start Provided entries

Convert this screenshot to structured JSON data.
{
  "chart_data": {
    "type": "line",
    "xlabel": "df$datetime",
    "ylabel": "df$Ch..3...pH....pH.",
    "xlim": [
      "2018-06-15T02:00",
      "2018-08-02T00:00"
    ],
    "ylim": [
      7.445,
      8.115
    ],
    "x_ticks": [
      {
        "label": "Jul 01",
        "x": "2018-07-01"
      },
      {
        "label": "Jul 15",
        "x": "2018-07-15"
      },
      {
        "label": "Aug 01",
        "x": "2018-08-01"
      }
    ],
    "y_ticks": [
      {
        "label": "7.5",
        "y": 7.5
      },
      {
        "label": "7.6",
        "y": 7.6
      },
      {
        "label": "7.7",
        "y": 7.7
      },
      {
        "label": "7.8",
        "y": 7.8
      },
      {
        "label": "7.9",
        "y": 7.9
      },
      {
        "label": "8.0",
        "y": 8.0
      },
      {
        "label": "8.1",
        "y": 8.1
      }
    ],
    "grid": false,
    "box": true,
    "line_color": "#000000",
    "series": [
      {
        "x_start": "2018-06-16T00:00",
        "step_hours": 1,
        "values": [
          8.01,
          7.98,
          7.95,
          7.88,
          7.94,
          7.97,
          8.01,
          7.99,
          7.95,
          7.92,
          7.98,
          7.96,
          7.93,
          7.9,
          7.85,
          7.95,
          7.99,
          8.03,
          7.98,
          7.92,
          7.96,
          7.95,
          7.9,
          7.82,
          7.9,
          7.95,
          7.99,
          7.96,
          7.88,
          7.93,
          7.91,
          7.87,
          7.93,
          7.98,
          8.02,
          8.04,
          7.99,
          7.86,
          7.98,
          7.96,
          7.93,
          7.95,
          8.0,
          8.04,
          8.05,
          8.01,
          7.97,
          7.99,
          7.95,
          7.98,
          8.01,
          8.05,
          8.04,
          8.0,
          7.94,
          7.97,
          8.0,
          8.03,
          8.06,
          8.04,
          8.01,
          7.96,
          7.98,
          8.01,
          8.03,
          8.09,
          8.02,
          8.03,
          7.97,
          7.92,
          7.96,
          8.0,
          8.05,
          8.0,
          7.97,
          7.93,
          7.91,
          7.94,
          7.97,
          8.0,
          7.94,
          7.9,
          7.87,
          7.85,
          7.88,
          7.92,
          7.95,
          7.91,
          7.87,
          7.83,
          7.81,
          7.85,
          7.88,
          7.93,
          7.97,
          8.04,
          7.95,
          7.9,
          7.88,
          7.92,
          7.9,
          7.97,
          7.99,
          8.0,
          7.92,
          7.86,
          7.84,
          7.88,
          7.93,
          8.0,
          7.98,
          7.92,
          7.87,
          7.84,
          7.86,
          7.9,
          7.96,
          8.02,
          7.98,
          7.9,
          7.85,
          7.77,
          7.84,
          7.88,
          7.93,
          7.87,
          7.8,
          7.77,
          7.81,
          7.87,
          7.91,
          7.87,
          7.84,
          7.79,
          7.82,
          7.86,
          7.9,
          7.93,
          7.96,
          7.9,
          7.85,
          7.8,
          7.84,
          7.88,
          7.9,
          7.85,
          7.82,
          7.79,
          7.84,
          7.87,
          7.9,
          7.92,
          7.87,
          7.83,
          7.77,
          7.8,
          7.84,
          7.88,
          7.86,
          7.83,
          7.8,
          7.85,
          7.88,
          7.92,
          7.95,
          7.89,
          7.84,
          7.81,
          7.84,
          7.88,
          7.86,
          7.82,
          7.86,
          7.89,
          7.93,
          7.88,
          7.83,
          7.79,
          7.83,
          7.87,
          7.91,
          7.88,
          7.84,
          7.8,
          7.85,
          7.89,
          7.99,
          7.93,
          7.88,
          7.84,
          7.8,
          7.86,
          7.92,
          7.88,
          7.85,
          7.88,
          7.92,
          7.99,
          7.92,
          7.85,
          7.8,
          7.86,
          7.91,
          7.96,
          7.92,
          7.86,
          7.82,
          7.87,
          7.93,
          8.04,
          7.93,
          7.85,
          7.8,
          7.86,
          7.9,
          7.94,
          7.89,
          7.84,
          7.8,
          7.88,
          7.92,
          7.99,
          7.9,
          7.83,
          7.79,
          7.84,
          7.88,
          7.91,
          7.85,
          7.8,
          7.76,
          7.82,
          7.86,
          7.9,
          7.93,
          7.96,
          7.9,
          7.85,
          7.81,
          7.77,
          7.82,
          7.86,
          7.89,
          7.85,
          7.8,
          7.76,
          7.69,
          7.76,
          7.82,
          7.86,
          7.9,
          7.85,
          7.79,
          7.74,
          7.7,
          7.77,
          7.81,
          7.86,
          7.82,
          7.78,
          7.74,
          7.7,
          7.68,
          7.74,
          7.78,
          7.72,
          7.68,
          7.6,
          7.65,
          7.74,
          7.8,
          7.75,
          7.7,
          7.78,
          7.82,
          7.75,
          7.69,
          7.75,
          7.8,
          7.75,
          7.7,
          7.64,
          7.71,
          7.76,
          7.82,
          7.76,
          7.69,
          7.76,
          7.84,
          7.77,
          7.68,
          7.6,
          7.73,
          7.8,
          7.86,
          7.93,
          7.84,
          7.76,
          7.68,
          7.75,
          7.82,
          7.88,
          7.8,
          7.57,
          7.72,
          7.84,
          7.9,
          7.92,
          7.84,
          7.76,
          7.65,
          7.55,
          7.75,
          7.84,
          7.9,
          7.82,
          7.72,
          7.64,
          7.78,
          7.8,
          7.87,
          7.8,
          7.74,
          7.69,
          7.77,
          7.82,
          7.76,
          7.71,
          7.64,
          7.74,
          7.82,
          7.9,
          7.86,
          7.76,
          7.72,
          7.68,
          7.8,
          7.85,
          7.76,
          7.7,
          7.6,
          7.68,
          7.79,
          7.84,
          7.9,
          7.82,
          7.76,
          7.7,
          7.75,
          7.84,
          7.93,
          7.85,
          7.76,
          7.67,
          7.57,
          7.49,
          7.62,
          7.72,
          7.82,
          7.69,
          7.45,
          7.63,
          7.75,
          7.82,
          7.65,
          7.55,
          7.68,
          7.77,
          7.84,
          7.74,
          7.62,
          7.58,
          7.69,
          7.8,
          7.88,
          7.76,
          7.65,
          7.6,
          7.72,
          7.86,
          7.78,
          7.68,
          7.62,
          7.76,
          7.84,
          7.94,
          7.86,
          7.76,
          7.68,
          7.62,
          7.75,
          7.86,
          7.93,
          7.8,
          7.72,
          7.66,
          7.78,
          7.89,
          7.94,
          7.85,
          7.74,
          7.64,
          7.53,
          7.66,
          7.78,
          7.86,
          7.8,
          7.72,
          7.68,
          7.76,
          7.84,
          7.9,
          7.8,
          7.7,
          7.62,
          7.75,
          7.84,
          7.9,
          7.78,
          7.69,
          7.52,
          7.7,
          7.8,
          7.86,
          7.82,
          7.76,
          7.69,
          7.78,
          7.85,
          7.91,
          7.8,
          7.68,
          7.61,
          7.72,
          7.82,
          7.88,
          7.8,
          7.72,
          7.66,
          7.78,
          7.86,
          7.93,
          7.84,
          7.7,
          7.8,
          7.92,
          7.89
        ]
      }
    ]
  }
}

end Provided entries

What needs to be done: Please output the entries above, every line exactly as it reads.

The output:
Convert this screenshot to structured JSON data.
{
  "chart_data": {
    "type": "line",
    "xlabel": "df$datetime",
    "ylabel": "df$Ch..3...pH....pH.",
    "xlim": [
      "2018-06-15T02:00",
      "2018-08-02T00:00"
    ],
    "ylim": [
      7.445,
      8.115
    ],
    "x_ticks": [
      {
        "label": "Jul 01",
        "x": "2018-07-01"
      },
      {
        "label": "Jul 15",
        "x": "2018-07-15"
      },
      {
        "label": "Aug 01",
        "x": "2018-08-01"
      }
    ],
    "y_ticks": [
      {
        "label": "7.5",
        "y": 7.5
      },
      {
        "label": "7.6",
        "y": 7.6
      },
      {
        "label": "7.7",
        "y": 7.7
      },
      {
        "label": "7.8",
        "y": 7.8
      },
      {
        "label": "7.9",
        "y": 7.9
      },
      {
        "label": "8.0",
        "y": 8.0
      },
      {
        "label": "8.1",
        "y": 8.1
      }
    ],
    "grid": false,
    "box": true,
    "line_color": "#000000",
    "series": [
      {
        "x_start": "2018-06-16T00:00",
        "step_hours": 1,
        "values": [
          8.01,
          7.98,
          7.95,
          7.88,
          7.94,
          7.97,
          8.01,
          7.99,
          7.95,
          7.92,
          7.98,
          7.96,
          7.93,
          7.9,
          7.85,
          7.95,
          7.99,
          8.03,
          7.98,
          7.92,
          7.96,
          7.95,
          7.9,
          7.82,
          7.9,
          7.95,
          7.99,
          7.96,
          7.88,
          7.93,
          7.91,
          7.87,
          7.93,
          7.98,
          8.02,
          8.04,
          7.99,
          7.86,
          7.98,
          7.96,
          7.93,
          7.95,
          8.0,
          8.04,
          8.05,
          8.01,
          7.97,
          7.99,
          7.95,
          7.98,
          8.01,
          8.05,
          8.04,
          8.0,
          7.94,
          7.97,
          8.0,
          8.03,
          8.06,
          8.04,
          8.01,
          7.96,
          7.98,
          8.01,
          8.03,
          8.09,
          8.02,
          8.03,
          7.97,
          7.92,
          7.96,
          8.0,
          8.05,
          8.0,
          7.97,
          7.93,
          7.91,
          7.94,
          7.97,
          8.0,
          7.94,
          7.9,
          7.87,
          7.85,
          7.88,
          7.92,
          7.95,
          7.91,
          7.87,
          7.83,
          7.81,
          7.85,
          7.88,
          7.93,
          7.97,
          8.04,
          7.95,
          7.9,
          7.88,
          7.92,
          7.9,
          7.97,
          7.99,
          8.0,
          7.92,
          7.86,
          7.84,
          7.88,
          7.93,
          8.0,
          7.98,
          7.92,
          7.87,
          7.84,
          7.86,
          7.9,
          7.96,
          8.02,
          7.98,
          7.9,
          7.85,
          7.77,
          7.84,
          7.88,
          7.93,
          7.87,
          7.8,
          7.77,
          7.81,
          7.87,
          7.91,
          7.87,
          7.84,
          7.79,
          7.82,
          7.86,
          7.9,
          7.93,
          7.96,
          7.9,
          7.85,
          7.8,
          7.84,
          7.88,
          7.9,
          7.85,
          7.82,
          7.79,
          7.84,
          7.87,
          7.9,
          7.92,
          7.87,
          7.83,
          7.77,
          7.8,
          7.84,
          7.88,
          7.86,
          7.83,
          7.8,
          7.85,
          7.88,
          7.92,
          7.95,
          7.89,
          7.84,
          7.81,
          7.84,
          7.88,
          7.86,
          7.82,
          7.86,
          7.89,
          7.93,
          7.88,
          7.83,
          7.79,
          7.83,
          7.87,
          7.91,
          7.88,
          7.84,
          7.8,
          7.85,
          7.89,
          7.99,
          7.93,
          7.88,
          7.84,
          7.8,
          7.86,
          7.92,
          7.88,
          7.85,
          7.88,
          7.92,
          7.99,
          7.92,
          7.85,
          7.8,
          7.86,
          7.91,
          7.96,
          7.92,
          7.86,
          7.82,
          7.87,
          7.93,
          8.04,
          7.93,
          7.85,
          7.8,
          7.86,
          7.9,
          7.94,
          7.89,
          7.84,
          7.8,
          7.88,
          7.92,
          7.99,
          7.9,
          7.83,
          7.79,
          7.84,
          7.88,
          7.91,
          7.85,
          7.8,
          7.76,
          7.82,
          7.86,
          7.9,
          7.93,
          7.96,
          7.9,
          7.85,
          7.81,
          7.77,
          7.82,
          7.86,
          7.89,
          7.85,
          7.8,
          7.76,
          7.69,
          7.76,
          7.82,
          7.86,
          7.9,
          7.85,
          7.79,
          7.74,
          7.7,
          7.77,
          7.81,
          7.86,
          7.82,
          7.78,
          7.74,
          7.7,
          7.68,
          7.74,
          7.78,
          7.72,
          7.68,
          7.6,
          7.65,
          7.74,
          7.8,
          7.75,
          7.7,
          7.78,
          7.82,
          7.75,
          7.69,
          7.75,
          7.8,
          7.75,
          7.7,
          7.64,
          7.71,
          7.76,
          7.82,
          7.76,
          7.69,
          7.76,
          7.84,
          7.77,
          7.68,
          7.6,
          7.73,
          7.8,
          7.86,
          7.93,
          7.84,
          7.76,
          7.68,
          7.75,
          7.82,
          7.88,
          7.8,
          7.57,
          7.72,
          7.84,
          7.9,
          7.92,
          7.84,
          7.76,
          7.65,
          7.55,
          7.75,
          7.84,
          7.9,
          7.82,
          7.72,
          7.64,
          7.78,
          7.8,
          7.87,
          7.8,
          7.74,
          7.69,
          7.77,
          7.82,
          7.76,
          7.71,
          7.64,
          7.74,
          7.82,
          7.9,
          7.86,
          7.76,
          7.72,
          7.68,
          7.8,
          7.85,
          7.76,
          7.7,
          7.6,
          7.68,
          7.79,
          7.84,
          7.9,
          7.82,
          7.76,
          7.7,
          7.75,
          7.84,
          7.93,
          7.85,
          7.76,
          7.67,
          7.57,
          7.49,
          7.62,
          7.72,
          7.82,
          7.69,
          7.45,
          7.63,
          7.75,
          7.82,
          7.65,
          7.55,
          7.68,
          7.77,
          7.84,
          7.74,
          7.62,
          7.58,
          7.69,
          7.8,
          7.88,
          7.76,
          7.65,
          7.6,
          7.72,
          7.86,
          7.78,
          7.68,
          7.62,
          7.76,
          7.84,
          7.94,
          7.86,
          7.76,
          7.68,
          7.62,
          7.75,
          7.86,
          7.93,
          7.8,
          7.72,
          7.66,
          7.78,
          7.89,
          7.94,
          7.85,
          7.74,
          7.64,
          7.53,
          7.66,
          7.78,
          7.86,
          7.8,
          7.72,
          7.68,
          7.76,
          7.84,
          7.9,
          7.8,
          7.7,
          7.62,
          7.75,
          7.84,
          7.9,
          7.78,
          7.69,
          7.52,
          7.7,
          7.8,
          7.86,
          7.82,
          7.76,
          7.69,
          7.78,
          7.85,
          7.91,
          7.8,
          7.68,
          7.61,
          7.72,
          7.82,
          7.88,
          7.8,
          7.72,
          7.66,
          7.78,
          7.86,
          7.93,
          7.84,
          7.7,
          7.8,
          7.92,
          7.89
        ]
      }
    ]
  }
}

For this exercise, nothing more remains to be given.